▶ Data entries:

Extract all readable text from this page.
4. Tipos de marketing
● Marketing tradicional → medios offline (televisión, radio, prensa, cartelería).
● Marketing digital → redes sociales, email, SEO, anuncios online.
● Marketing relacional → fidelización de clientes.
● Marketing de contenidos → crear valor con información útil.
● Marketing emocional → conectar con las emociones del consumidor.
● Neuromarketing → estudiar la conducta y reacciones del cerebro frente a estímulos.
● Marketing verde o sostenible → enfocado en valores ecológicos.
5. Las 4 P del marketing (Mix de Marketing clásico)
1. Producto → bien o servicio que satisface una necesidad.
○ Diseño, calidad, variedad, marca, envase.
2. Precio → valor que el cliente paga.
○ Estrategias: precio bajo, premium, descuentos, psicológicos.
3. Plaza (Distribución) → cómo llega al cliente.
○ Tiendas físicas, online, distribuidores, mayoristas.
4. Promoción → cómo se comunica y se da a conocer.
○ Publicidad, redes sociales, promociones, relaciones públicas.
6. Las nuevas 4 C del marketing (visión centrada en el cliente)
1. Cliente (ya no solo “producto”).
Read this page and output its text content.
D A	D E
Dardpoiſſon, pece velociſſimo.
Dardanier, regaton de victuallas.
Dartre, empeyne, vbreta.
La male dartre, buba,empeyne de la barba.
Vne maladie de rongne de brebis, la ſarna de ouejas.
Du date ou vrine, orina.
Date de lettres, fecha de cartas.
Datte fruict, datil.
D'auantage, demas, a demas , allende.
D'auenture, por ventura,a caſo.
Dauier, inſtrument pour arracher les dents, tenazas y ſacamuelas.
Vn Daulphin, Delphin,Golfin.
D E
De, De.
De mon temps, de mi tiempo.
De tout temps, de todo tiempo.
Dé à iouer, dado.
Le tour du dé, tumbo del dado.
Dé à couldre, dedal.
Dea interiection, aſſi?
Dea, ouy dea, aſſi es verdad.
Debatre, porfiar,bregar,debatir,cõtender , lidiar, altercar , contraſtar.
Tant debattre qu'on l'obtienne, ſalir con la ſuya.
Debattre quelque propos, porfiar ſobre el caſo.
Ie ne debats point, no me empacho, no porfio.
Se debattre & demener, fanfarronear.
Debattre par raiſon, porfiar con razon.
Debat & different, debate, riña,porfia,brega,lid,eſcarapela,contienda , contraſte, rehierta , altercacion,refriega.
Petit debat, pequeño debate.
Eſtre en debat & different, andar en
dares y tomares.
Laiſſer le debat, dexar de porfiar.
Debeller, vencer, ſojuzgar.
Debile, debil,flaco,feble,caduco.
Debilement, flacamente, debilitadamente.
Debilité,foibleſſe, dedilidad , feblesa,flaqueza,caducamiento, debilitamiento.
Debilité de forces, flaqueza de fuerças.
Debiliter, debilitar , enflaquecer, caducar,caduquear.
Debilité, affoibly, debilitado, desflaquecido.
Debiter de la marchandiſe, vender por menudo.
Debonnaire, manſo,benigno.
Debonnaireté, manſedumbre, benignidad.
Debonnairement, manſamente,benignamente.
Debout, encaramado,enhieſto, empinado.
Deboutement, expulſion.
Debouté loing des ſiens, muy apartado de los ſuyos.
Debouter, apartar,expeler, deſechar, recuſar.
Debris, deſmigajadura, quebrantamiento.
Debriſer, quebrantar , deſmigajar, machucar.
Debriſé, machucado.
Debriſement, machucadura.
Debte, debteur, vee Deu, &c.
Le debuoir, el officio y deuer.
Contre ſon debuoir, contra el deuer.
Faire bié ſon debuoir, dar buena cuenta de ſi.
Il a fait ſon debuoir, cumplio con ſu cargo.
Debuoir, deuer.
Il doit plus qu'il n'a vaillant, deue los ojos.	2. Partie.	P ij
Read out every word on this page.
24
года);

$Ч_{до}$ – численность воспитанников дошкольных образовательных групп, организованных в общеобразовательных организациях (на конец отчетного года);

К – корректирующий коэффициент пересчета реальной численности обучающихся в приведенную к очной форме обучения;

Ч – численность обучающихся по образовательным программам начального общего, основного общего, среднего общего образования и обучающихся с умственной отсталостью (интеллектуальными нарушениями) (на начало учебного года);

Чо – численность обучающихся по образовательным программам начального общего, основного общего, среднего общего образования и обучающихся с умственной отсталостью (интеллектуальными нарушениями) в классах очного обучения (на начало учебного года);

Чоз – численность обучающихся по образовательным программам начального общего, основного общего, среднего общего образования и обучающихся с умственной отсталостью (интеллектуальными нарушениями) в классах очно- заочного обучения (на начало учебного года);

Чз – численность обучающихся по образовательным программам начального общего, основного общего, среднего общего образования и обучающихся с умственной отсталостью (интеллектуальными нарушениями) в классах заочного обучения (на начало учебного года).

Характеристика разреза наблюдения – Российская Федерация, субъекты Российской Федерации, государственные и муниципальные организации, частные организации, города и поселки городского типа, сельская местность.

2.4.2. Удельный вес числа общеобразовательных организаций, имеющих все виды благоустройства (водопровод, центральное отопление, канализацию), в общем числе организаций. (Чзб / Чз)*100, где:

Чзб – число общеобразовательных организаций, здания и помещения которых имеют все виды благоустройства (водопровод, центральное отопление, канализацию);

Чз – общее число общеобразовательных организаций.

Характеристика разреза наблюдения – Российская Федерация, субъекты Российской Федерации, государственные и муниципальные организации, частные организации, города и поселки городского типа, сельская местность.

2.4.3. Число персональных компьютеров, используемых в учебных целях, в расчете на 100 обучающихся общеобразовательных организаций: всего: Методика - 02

▶ TASK TO COMPLETE:
Go through the entries above and copy every line containing "общеобразовательных".

▶ RESULT BELOW:
$Ч_{до}$ – численность воспитанников дошкольных образовательных групп, организованных в общеобразовательных организациях (на конец отчетного года);
2.4.2. Удельный вес числа общеобразовательных организаций, имеющих все виды благоустройства (водопровод, центральное отопление, канализацию), в общем числе организаций. (Чзб / Чз)*100, где:
Чзб – число общеобразовательных организаций, здания и помещения которых имеют все виды благоустройства (водопровод, центральное отопление, канализацию);
Чз – общее число общеобразовательных организаций.
2.4.3. Число персональных компьютеров, используемых в учебных целях, в расчете на 100 обучающихся общеобразовательных организаций: всего: Методика - 02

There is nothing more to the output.